YOUR INSTRUCTIONS
Return every record exactly as written.

DATA FOR THIS TASK
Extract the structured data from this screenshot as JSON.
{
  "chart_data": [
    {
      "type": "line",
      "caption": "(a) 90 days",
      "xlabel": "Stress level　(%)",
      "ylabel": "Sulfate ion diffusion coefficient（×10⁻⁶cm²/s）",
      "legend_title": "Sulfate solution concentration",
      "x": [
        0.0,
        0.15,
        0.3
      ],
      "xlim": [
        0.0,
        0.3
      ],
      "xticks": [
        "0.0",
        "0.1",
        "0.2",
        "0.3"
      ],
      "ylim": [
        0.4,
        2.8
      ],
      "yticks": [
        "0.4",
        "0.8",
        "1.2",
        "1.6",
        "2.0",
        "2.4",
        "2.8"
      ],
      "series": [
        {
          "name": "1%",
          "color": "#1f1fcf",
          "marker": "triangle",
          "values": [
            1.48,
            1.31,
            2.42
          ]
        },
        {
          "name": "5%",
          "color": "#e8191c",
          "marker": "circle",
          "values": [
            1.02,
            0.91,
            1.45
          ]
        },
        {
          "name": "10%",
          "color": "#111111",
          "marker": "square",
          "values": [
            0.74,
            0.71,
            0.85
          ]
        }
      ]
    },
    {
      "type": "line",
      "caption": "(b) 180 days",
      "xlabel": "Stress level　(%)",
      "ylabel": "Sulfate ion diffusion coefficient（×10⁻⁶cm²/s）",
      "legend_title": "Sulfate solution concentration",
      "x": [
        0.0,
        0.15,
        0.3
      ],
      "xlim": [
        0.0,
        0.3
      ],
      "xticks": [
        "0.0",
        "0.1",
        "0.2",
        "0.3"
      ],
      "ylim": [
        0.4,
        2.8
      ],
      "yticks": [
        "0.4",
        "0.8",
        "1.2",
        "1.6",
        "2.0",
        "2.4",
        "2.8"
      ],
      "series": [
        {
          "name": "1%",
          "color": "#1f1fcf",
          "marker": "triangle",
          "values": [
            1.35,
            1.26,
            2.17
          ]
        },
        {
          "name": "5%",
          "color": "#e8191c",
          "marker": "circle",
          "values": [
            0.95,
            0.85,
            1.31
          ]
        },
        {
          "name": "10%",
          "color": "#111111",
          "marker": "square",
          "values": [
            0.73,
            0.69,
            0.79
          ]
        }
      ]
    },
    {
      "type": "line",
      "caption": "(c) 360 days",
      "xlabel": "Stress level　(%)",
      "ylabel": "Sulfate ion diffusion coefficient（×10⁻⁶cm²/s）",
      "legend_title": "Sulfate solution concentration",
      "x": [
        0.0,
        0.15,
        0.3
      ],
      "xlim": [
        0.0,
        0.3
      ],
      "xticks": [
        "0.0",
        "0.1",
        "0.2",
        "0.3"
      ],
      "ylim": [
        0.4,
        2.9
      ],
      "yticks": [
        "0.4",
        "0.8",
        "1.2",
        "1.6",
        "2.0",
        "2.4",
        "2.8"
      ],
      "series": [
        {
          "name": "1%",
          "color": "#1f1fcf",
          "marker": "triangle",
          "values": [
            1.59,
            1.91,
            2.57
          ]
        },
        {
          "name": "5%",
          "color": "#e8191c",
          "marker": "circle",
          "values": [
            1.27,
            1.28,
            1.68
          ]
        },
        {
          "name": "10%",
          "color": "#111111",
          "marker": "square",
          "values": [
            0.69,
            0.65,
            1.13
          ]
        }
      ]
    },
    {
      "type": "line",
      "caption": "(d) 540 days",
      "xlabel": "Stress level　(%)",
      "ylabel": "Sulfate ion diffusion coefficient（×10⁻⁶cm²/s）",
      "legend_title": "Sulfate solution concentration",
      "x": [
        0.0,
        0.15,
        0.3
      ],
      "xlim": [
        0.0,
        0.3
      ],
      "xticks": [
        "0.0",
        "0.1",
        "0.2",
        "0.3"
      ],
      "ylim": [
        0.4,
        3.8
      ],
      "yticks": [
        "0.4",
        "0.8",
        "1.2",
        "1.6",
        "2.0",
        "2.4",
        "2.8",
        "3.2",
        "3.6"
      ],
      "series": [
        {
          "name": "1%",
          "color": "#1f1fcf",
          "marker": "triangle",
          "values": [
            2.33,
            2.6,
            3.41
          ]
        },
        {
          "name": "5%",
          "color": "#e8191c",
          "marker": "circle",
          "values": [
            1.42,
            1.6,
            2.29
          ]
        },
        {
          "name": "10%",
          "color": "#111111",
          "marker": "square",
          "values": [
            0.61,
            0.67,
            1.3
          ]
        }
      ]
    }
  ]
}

RESULT FOR THIS EXERCISE
Extract the structured data from this screenshot as JSON.
{
  "chart_data": [
    {
      "type": "line",
      "caption": "(a) 90 days",
      "xlabel": "Stress level　(%)",
      "ylabel": "Sulfate ion diffusion coefficient（×10⁻⁶cm²/s）",
      "legend_title": "Sulfate solution concentration",
      "x": [
        0.0,
        0.15,
        0.3
      ],
      "xlim": [
        0.0,
        0.3
      ],
      "xticks": [
        "0.0",
        "0.1",
        "0.2",
        "0.3"
      ],
      "ylim": [
        0.4,
        2.8
      ],
      "yticks": [
        "0.4",
        "0.8",
        "1.2",
        "1.6",
        "2.0",
        "2.4",
        "2.8"
      ],
      "series": [
        {
          "name": "1%",
          "color": "#1f1fcf",
          "marker": "triangle",
          "values": [
            1.48,
            1.31,
            2.42
          ]
        },
        {
          "name": "5%",
          "color": "#e8191c",
          "marker": "circle",
          "values": [
            1.02,
            0.91,
            1.45
          ]
        },
        {
          "name": "10%",
          "color": "#111111",
          "marker": "square",
          "values": [
            0.74,
            0.71,
            0.85
          ]
        }
      ]
    },
    {
      "type": "line",
      "caption": "(b) 180 days",
      "xlabel": "Stress level　(%)",
      "ylabel": "Sulfate ion diffusion coefficient（×10⁻⁶cm²/s）",
      "legend_title": "Sulfate solution concentration",
      "x": [
        0.0,
        0.15,
        0.3
      ],
      "xlim": [
        0.0,
        0.3
      ],
      "xticks": [
        "0.0",
        "0.1",
        "0.2",
        "0.3"
      ],
      "ylim": [
        0.4,
        2.8
      ],
      "yticks": [
        "0.4",
        "0.8",
        "1.2",
        "1.6",
        "2.0",
        "2.4",
        "2.8"
      ],
      "series": [
        {
          "name": "1%",
          "color": "#1f1fcf",
          "marker": "triangle",
          "values": [
            1.35,
            1.26,
            2.17
          ]
        },
        {
          "name": "5%",
          "color": "#e8191c",
          "marker": "circle",
          "values": [
            0.95,
            0.85,
            1.31
          ]
        },
        {
          "name": "10%",
          "color": "#111111",
          "marker": "square",
          "values": [
            0.73,
            0.69,
            0.79
          ]
        }
      ]
    },
    {
      "type": "line",
      "caption": "(c) 360 days",
      "xlabel": "Stress level　(%)",
      "ylabel": "Sulfate ion diffusion coefficient（×10⁻⁶cm²/s）",
      "legend_title": "Sulfate solution concentration",
      "x": [
        0.0,
        0.15,
        0.3
      ],
      "xlim": [
        0.0,
        0.3
      ],
      "xticks": [
        "0.0",
        "0.1",
        "0.2",
        "0.3"
      ],
      "ylim": [
        0.4,
        2.9
      ],
      "yticks": [
        "0.4",
        "0.8",
        "1.2",
        "1.6",
        "2.0",
        "2.4",
        "2.8"
      ],
      "series": [
        {
          "name": "1%",
          "color": "#1f1fcf",
          "marker": "triangle",
          "values": [
            1.59,
            1.91,
            2.57
          ]
        },
        {
          "name": "5%",
          "color": "#e8191c",
          "marker": "circle",
          "values": [
            1.27,
            1.28,
            1.68
          ]
        },
        {
          "name": "10%",
          "color": "#111111",
          "marker": "square",
          "values": [
            0.69,
            0.65,
            1.13
          ]
        }
      ]
    },
    {
      "type": "line",
      "caption": "(d) 540 days",
      "xlabel": "Stress level　(%)",
      "ylabel": "Sulfate ion diffusion coefficient（×10⁻⁶cm²/s）",
      "legend_title": "Sulfate solution concentration",
      "x": [
        0.0,
        0.15,
        0.3
      ],
      "xlim": [
        0.0,
        0.3
      ],
      "xticks": [
        "0.0",
        "0.1",
        "0.2",
        "0.3"
      ],
      "ylim": [
        0.4,
        3.8
      ],
      "yticks": [
        "0.4",
        "0.8",
        "1.2",
        "1.6",
        "2.0",
        "2.4",
        "2.8",
        "3.2",
        "3.6"
      ],
      "series": [
        {
          "name": "1%",
          "color": "#1f1fcf",
          "marker": "triangle",
          "values": [
            2.33,
            2.6,
            3.41
          ]
        },
        {
          "name": "5%",
          "color": "#e8191c",
          "marker": "circle",
          "values": [
            1.42,
            1.6,
            2.29
          ]
        },
        {
          "name": "10%",
          "color": "#111111",
          "marker": "square",
          "values": [
            0.61,
            0.67,
            1.3
          ]
        }
      ]
    }
  ]
}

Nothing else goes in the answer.